■ WHAT IS REQUIRED: Return every line below as is, leaving out the pictures.

■ GIVEN DATA:
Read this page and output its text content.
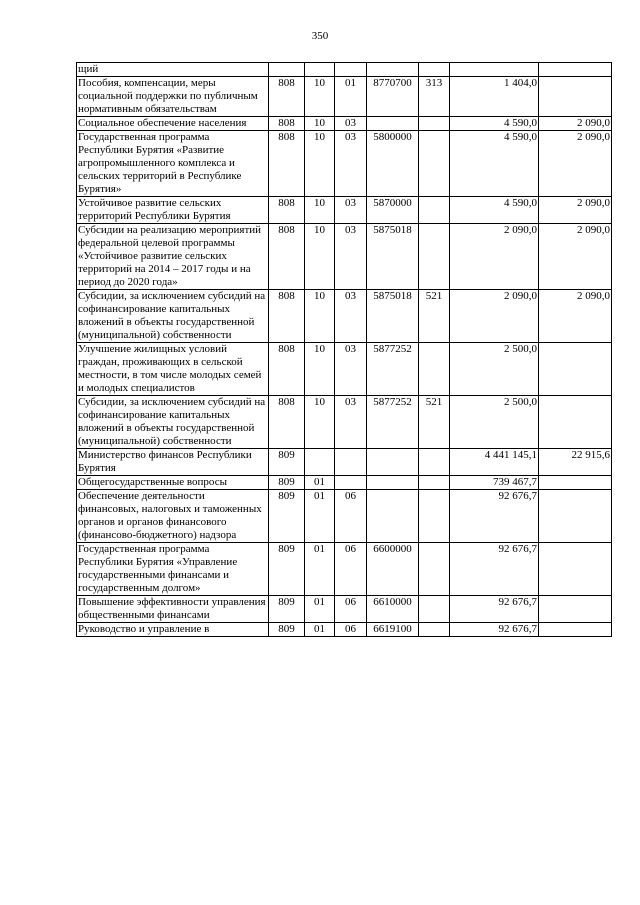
350
щий							
Пособия, компенсации, меры социальной поддержки по публичным нормативным обязательствам	808	10	01	8770700	313	1 404,0	
Социальное обеспечение населения	808	10	03			4 590,0	2 090,0
Государственная программа Республики Бурятия «Развитие агропромышленного комплекса и сельских территорий в Республике Бурятия»	808	10	03	5800000		4 590,0	2 090,0
Устойчивое развитие сельских территорий Республики Бурятия	808	10	03	5870000		4 590,0	2 090,0
Субсидии на реализацию мероприятий федеральной целевой программы «Устойчивое развитие сельских территорий на 2014 – 2017 годы и на период до 2020 года»	808	10	03	5875018		2 090,0	2 090,0
Субсидии, за исключением субсидий на софинансирование капитальных вложений в объекты государственной (муниципальной) собственности	808	10	03	5875018	521	2 090,0	2 090,0
Улучшение жилищных условий граждан, проживающих в сельской местности, в том числе молодых семей и молодых специалистов	808	10	03	5877252		2 500,0	
Субсидии, за исключением субсидий на софинансирование капитальных вложений в объекты государственной (муниципальной) собственности	808	10	03	5877252	521	2 500,0	
Министерство финансов Республики Бурятия	809					4 441 145,1	22 915,6
Общегосударственные вопросы	809	01				739 467,7	
Обеспечение деятельности финансовых, налоговых и таможенных органов и органов финансового (финансово-бюджетного) надзора	809	01	06			92 676,7	
Государственная программа Республики Бурятия «Управление государственными финансами и государственным долгом»	809	01	06	6600000		92 676,7	
Повышение эффективности управления общественными финансами	809	01	06	6610000		92 676,7	
Руководство и управление в	809	01	06	6619100		92 676,7	
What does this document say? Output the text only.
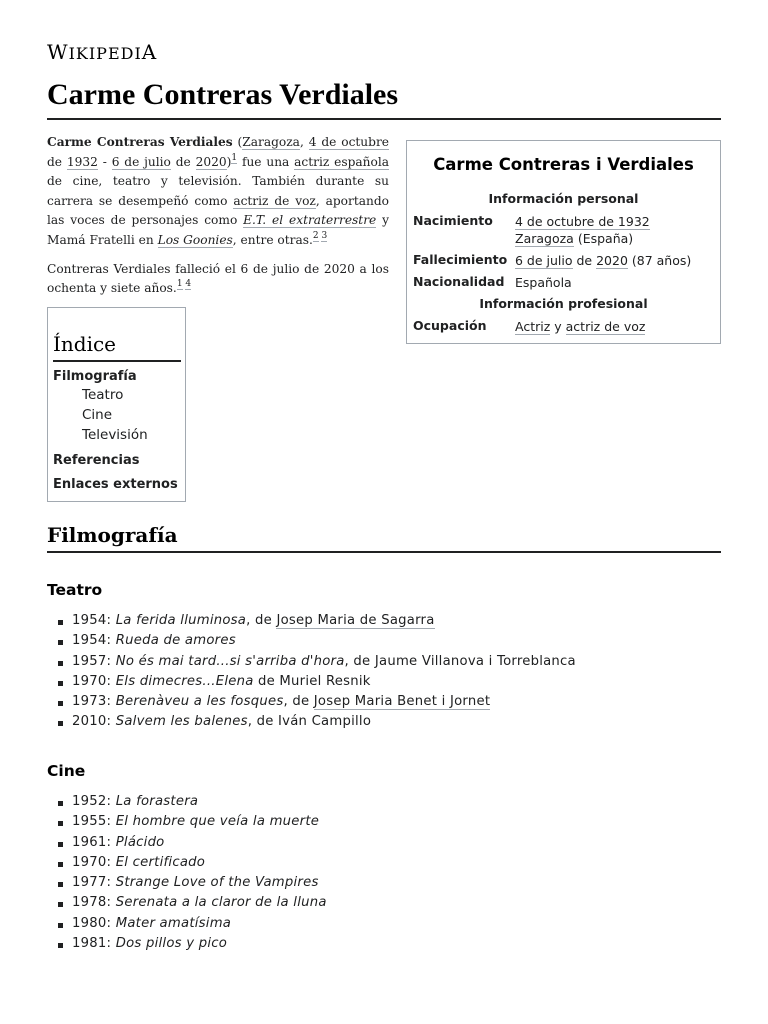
WIKIPEDIA
Carme Contreras Verdiales

Carme Contreras Verdiales (Zaragoza, 4 de octubre de 1932 - 6 de julio de 2020)$^1$ fue una actriz española de cine, teatro y televisión. También durante su carrera se desempeñó como actriz de voz, aportando las voces de personajes como E.T. el extraterrestre y Mamá Fratelli en Los Goonies, entre otras.$^{2 3}$

Contreras Verdiales falleció el 6 de julio de 2020 a los ochenta y siete años.$^{1 4}$

Carme Contreras i Verdiales
Información personal
Nacimiento 4 de octubre de 1932
Zaragoza (España)
Fallecimiento 6 de julio de 2020 (87 años)
Nacionalidad Española
Información profesional
Ocupación Actriz y actriz de voz
Índice
Filmografía
Teatro
Cine
Televisión
Referencias
Enlaces externos
Filmografía
Teatro
1954: La ferida lluminosa, de Josep Maria de Sagarra
1954: Rueda de amores
1957: No és mai tard...si s'arriba d'hora, de Jaume Villanova i Torreblanca
1970: Els dimecres...Elena de Muriel Resnik
1973: Berenàveu a les fosques, de Josep Maria Benet i Jornet
2010: Salvem les balenes, de Iván Campillo
Cine
1952: La forastera
1955: El hombre que veía la muerte
1961: Plácido
1970: El certificado
1977: Strange Love of the Vampires
1978: Serenata a la claror de la lluna
1980: Mater amatísima
1981: Dos pillos y pico
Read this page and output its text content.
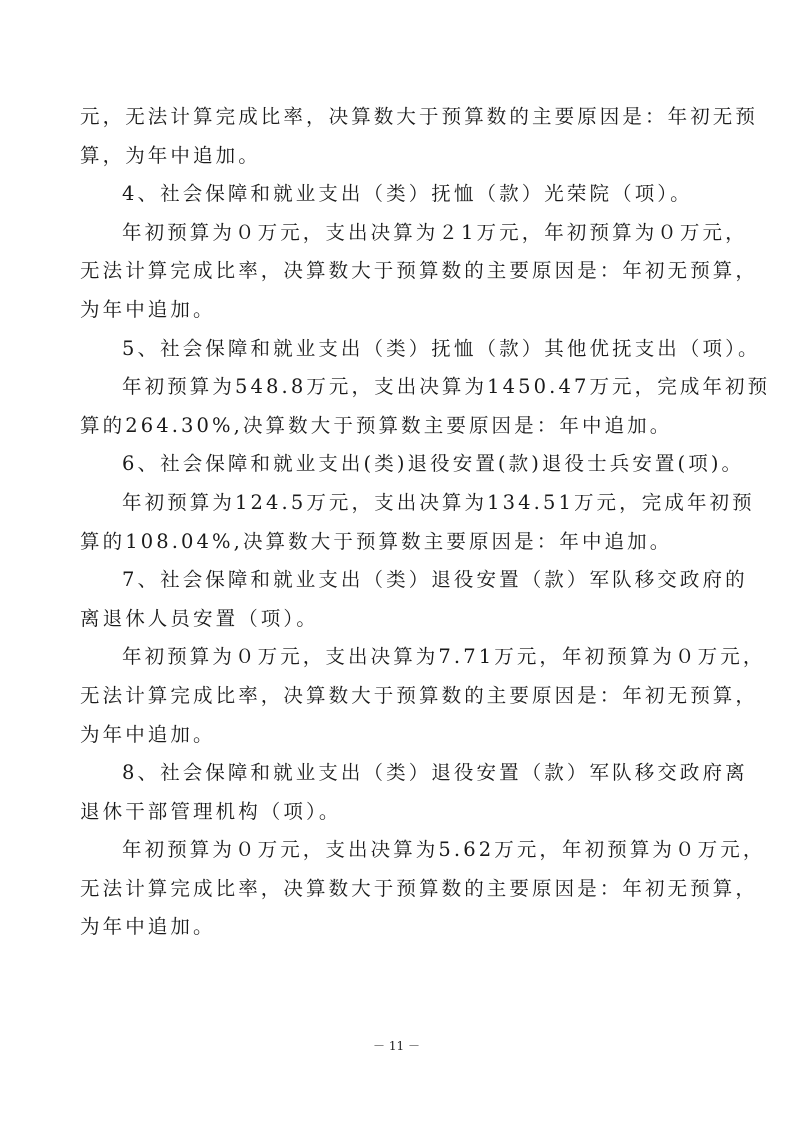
元，无法计算完成比率，决算数大于预算数的主要原因是：年初无预
算，为年中追加。
4、社会保障和就业支出（类）抚恤（款）光荣院（项）。
年初预算为０万元，支出决算为２1万元，年初预算为０万元，
无法计算完成比率，决算数大于预算数的主要原因是：年初无预算，
为年中追加。
5、社会保障和就业支出（类）抚恤（款）其他优抚支出（项）。
年初预算为548.8万元，支出决算为1450.47万元，完成年初预
算的264.30%,决算数大于预算数主要原因是：年中追加。
6、社会保障和就业支出(类)退役安置(款)退役士兵安置(项)。
年初预算为124.5万元，支出决算为134.51万元，完成年初预
算的108.04%,决算数大于预算数主要原因是：年中追加。
7、社会保障和就业支出（类）退役安置（款）军队移交政府的
离退休人员安置（项）。
年初预算为０万元，支出决算为7.71万元，年初预算为０万元，
无法计算完成比率，决算数大于预算数的主要原因是：年初无预算，
为年中追加。
8、社会保障和就业支出（类）退役安置（款）军队移交政府离
退休干部管理机构（项）。
年初预算为０万元，支出决算为5.62万元，年初预算为０万元，
无法计算完成比率，决算数大于预算数的主要原因是：年初无预算，
为年中追加。
－ 11 －
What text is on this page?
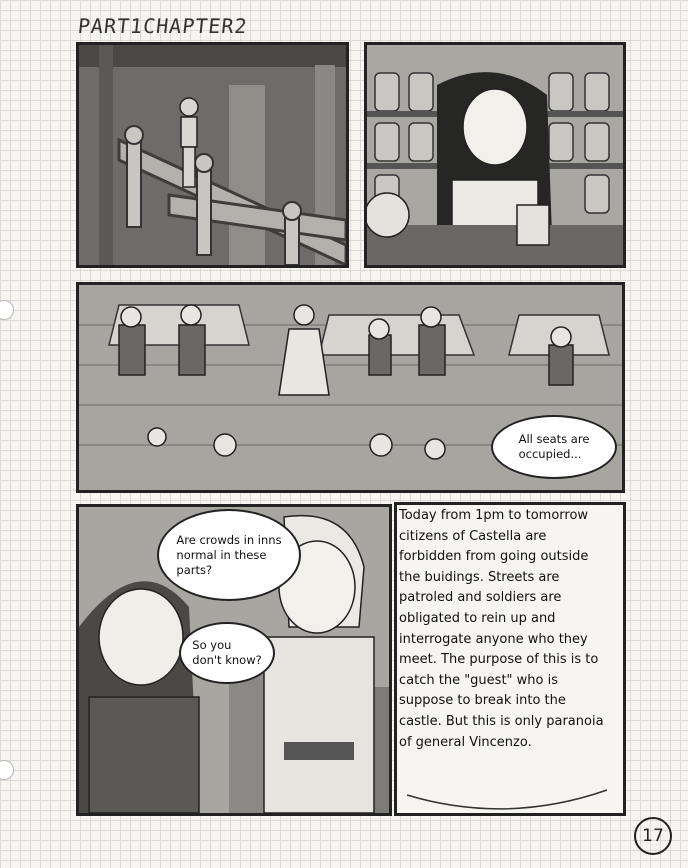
PART1CHAPTER2
All seats are
occupied...
Are crowds in inns
normal in these
parts?
So you
don't know?
Today from 1pm to tomorrow
citizens of Castella are
forbidden from going outside
the buidings. Streets are
patroled and soldiers are
obligated to rein up and
interrogate anyone who they
meet. The purpose of this is to
catch the "guest" who is
suppose to break into the
castle. But this is only paranoia
of general Vincenzo.
17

■ RESPONSE TO THIS TASK:
Read this page and output its text content.
350
щий							
Пособия, компенсации, меры социальной поддержки по публичным нормативным обязательствам	808	10	01	8770700	313	1 404,0	
Социальное обеспечение населения	808	10	03			4 590,0	2 090,0
Государственная программа Республики Бурятия «Развитие агропромышленного комплекса и сельских территорий в Республике Бурятия»	808	10	03	5800000		4 590,0	2 090,0
Устойчивое развитие сельских территорий Республики Бурятия	808	10	03	5870000		4 590,0	2 090,0
Субсидии на реализацию мероприятий федеральной целевой программы «Устойчивое развитие сельских территорий на 2014 – 2017 годы и на период до 2020 года»	808	10	03	5875018		2 090,0	2 090,0
Субсидии, за исключением субсидий на софинансирование капитальных вложений в объекты государственной (муниципальной) собственности	808	10	03	5875018	521	2 090,0	2 090,0
Улучшение жилищных условий граждан, проживающих в сельской местности, в том числе молодых семей и молодых специалистов	808	10	03	5877252		2 500,0	
Субсидии, за исключением субсидий на софинансирование капитальных вложений в объекты государственной (муниципальной) собственности	808	10	03	5877252	521	2 500,0	
Министерство финансов Республики Бурятия	809					4 441 145,1	22 915,6
Общегосударственные вопросы	809	01				739 467,7	
Обеспечение деятельности финансовых, налоговых и таможенных органов и органов финансового (финансово-бюджетного) надзора	809	01	06			92 676,7	
Государственная программа Республики Бурятия «Управление государственными финансами и государственным долгом»	809	01	06	6600000		92 676,7	
Повышение эффективности управления общественными финансами	809	01	06	6610000		92 676,7	
Руководство и управление в	809	01	06	6619100		92 676,7	
What does this document say? Output the text only.
WIKIPEDIA
Carme Contreras Verdiales

Carme Contreras Verdiales (Zaragoza, 4 de octubre de 1932 - 6 de julio de 2020)$^1$ fue una actriz española de cine, teatro y televisión. También durante su carrera se desempeñó como actriz de voz, aportando las voces de personajes como E.T. el extraterrestre y Mamá Fratelli en Los Goonies, entre otras.$^{2 3}$

Contreras Verdiales falleció el 6 de julio de 2020 a los ochenta y siete años.$^{1 4}$

Carme Contreras i Verdiales
Información personal
Nacimiento 4 de octubre de 1932
Zaragoza (España)
Fallecimiento 6 de julio de 2020 (87 años)
Nacionalidad Española
Información profesional
Ocupación Actriz y actriz de voz
Índice
Filmografía
Teatro
Cine
Televisión
Referencias
Enlaces externos
Filmografía
Teatro
1954: La ferida lluminosa, de Josep Maria de Sagarra
1954: Rueda de amores
1957: No és mai tard...si s'arriba d'hora, de Jaume Villanova i Torreblanca
1970: Els dimecres...Elena de Muriel Resnik
1973: Berenàveu a les fosques, de Josep Maria Benet i Jornet
2010: Salvem les balenes, de Iván Campillo
Cine
1952: La forastera
1955: El hombre que veía la muerte
1961: Plácido
1970: El certificado
1977: Strange Love of the Vampires
1978: Serenata a la claror de la lluna
1980: Mater amatísima
1981: Dos pillos y pico
Read this page and output its text content.
元，无法计算完成比率，决算数大于预算数的主要原因是：年初无预
算，为年中追加。
4、社会保障和就业支出（类）抚恤（款）光荣院（项）。
年初预算为０万元，支出决算为２1万元，年初预算为０万元，
无法计算完成比率，决算数大于预算数的主要原因是：年初无预算，
为年中追加。
5、社会保障和就业支出（类）抚恤（款）其他优抚支出（项）。
年初预算为548.8万元，支出决算为1450.47万元，完成年初预
算的264.30%,决算数大于预算数主要原因是：年中追加。
6、社会保障和就业支出(类)退役安置(款)退役士兵安置(项)。
年初预算为124.5万元，支出决算为134.51万元，完成年初预
算的108.04%,决算数大于预算数主要原因是：年中追加。
7、社会保障和就业支出（类）退役安置（款）军队移交政府的
离退休人员安置（项）。
年初预算为０万元，支出决算为7.71万元，年初预算为０万元，
无法计算完成比率，决算数大于预算数的主要原因是：年初无预算，
为年中追加。
8、社会保障和就业支出（类）退役安置（款）军队移交政府离
退休干部管理机构（项）。
年初预算为０万元，支出决算为5.62万元，年初预算为０万元，
无法计算完成比率，决算数大于预算数的主要原因是：年初无预算，
为年中追加。
－ 11 －
What text is on this page?
PART1CHAPTER2
All seats are
occupied...
Are crowds in inns
normal in these
parts?
So you
don't know?
Today from 1pm to tomorrow
citizens of Castella are
forbidden from going outside
the buidings. Streets are
patroled and soldiers are
obligated to rein up and
interrogate anyone who they
meet. The purpose of this is to
catch the "guest" who is
suppose to break into the
castle. But this is only paranoia
of general Vincenzo.
17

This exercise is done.